═════ Working data

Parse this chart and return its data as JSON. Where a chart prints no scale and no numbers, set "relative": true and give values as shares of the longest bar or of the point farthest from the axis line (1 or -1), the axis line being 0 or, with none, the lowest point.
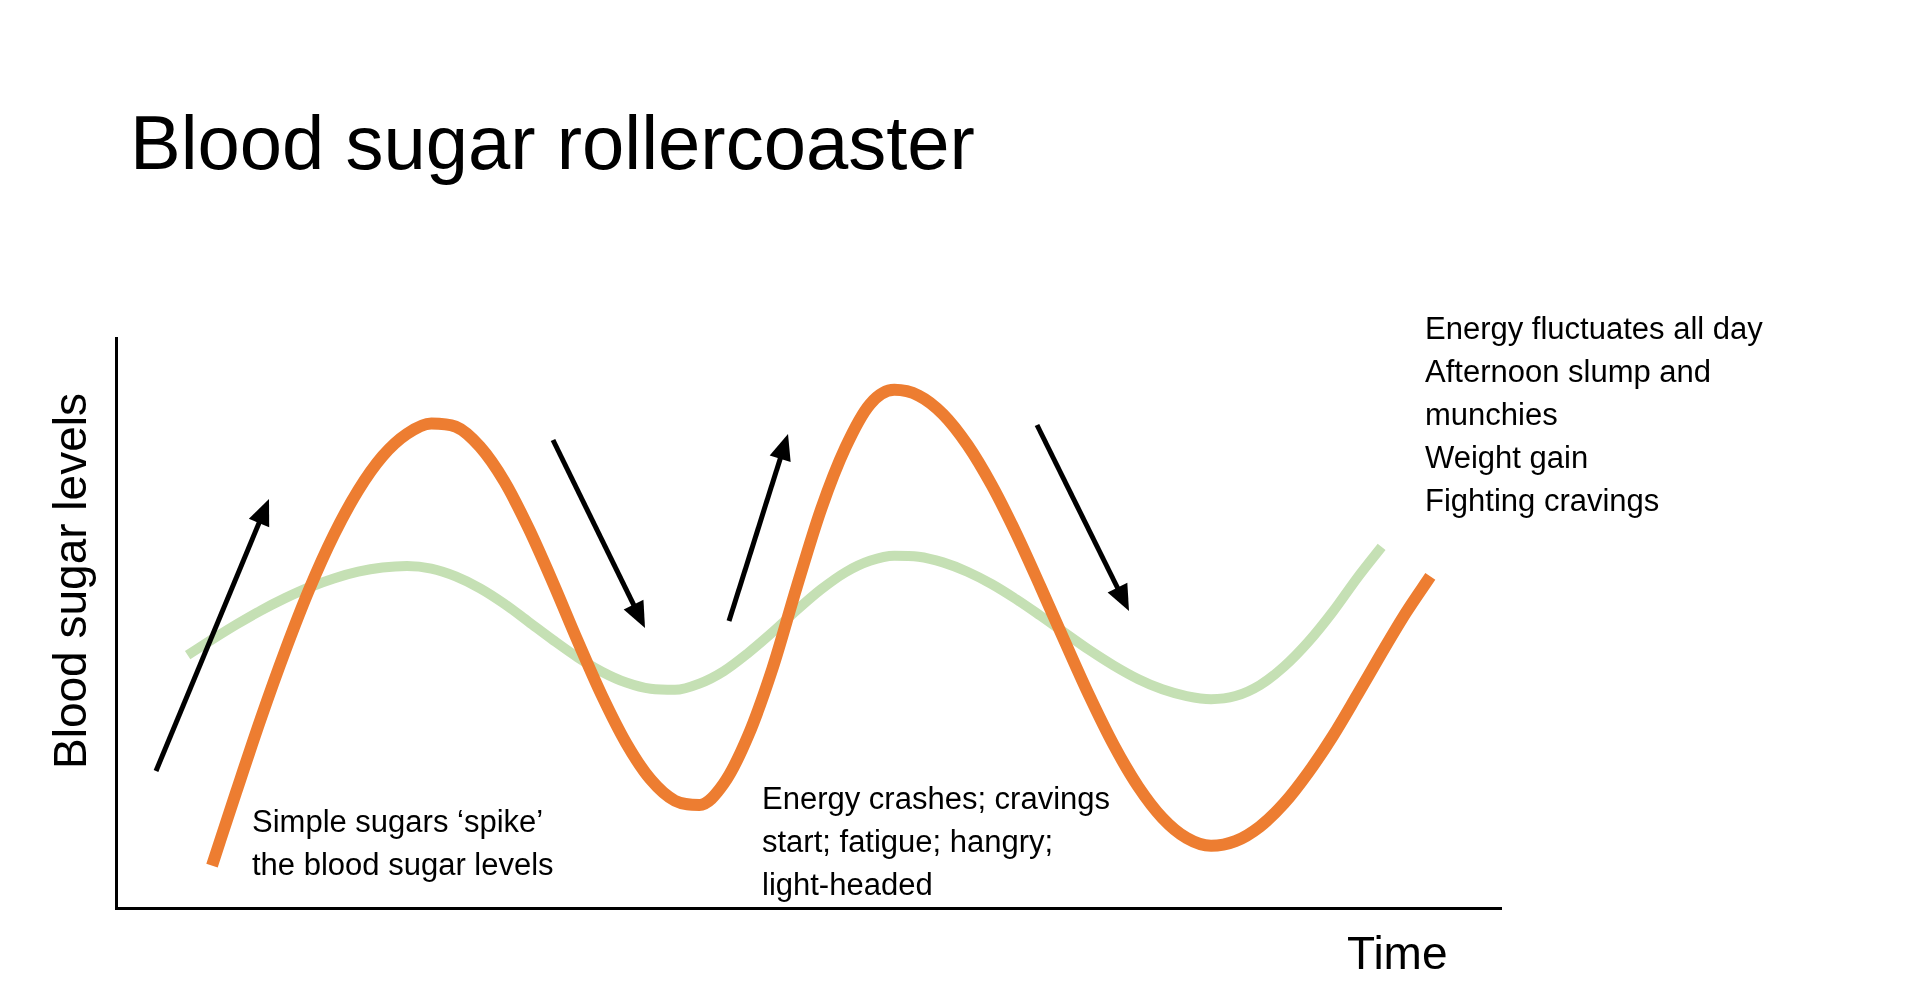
{
  "chart_data": {
    "type": "line",
    "title": "Blood sugar rollercoaster",
    "xlabel": "Time",
    "ylabel": "Blood sugar levels",
    "relative": true,
    "categories": [
      null,
      null,
      null,
      null,
      null,
      null,
      null,
      null,
      null,
      null,
      null,
      null,
      null,
      null,
      null,
      null,
      null,
      null,
      null,
      null,
      null,
      null,
      null,
      null,
      null,
      null,
      null,
      null,
      null,
      null,
      null,
      null,
      null,
      null,
      null,
      null,
      null,
      null,
      null,
      null,
      null,
      null,
      null,
      null,
      null,
      null,
      null,
      null,
      null,
      null,
      null,
      null
    ],
    "series": [
      {
        "color": "#ed7d31",
        "values": [
          null,
          0.082,
          0.225,
          0.365,
          0.496,
          0.616,
          0.72,
          0.806,
          0.872,
          0.915,
          0.935,
          0.929,
          0.89,
          0.823,
          0.732,
          0.627,
          0.516,
          0.41,
          0.318,
          0.248,
          0.207,
          0.199,
          0.24,
          0.332,
          0.462,
          0.62,
          0.77,
          0.889,
          0.972,
          1.0,
          0.989,
          0.953,
          0.894,
          0.816,
          0.723,
          0.62,
          0.514,
          0.41,
          0.315,
          0.235,
          0.174,
          0.135,
          0.12,
          0.129,
          0.157,
          0.202,
          0.262,
          0.332,
          0.411,
          0.492,
          0.57,
          0.64
        ]
      },
      {
        "color": "#c5e0b4",
        "values": [
          0.488,
          0.518,
          0.547,
          0.574,
          0.598,
          0.619,
          0.636,
          0.649,
          0.657,
          0.66,
          0.655,
          0.64,
          0.617,
          0.587,
          0.552,
          0.517,
          0.484,
          0.456,
          0.435,
          0.423,
          0.421,
          0.433,
          0.457,
          0.492,
          0.532,
          0.575,
          0.615,
          0.648,
          0.67,
          0.68,
          0.678,
          0.667,
          0.649,
          0.625,
          0.596,
          0.564,
          0.531,
          0.498,
          0.468,
          0.442,
          0.422,
          0.409,
          0.403,
          0.409,
          0.43,
          0.466,
          0.514,
          0.572,
          0.637,
          0.697,
          null,
          null
        ]
      }
    ],
    "annotations": [
      "Simple sugars ‘spike’ the blood sugar levels",
      "Energy crashes; cravings start; fatigue; hangry; light-headed",
      "Energy fluctuates all day",
      "Afternoon slump and munchies",
      "Weight gain",
      "Fighting cravings"
    ]
  }
}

══════════

* Work instructions: In the entries above, find each line with the string "sugar" and copy it.

* Expected answer:
    "title": "Blood sugar rollercoaster",
    "ylabel": "Blood sugar levels",
      "Simple sugars ‘spike’ the blood sugar levels",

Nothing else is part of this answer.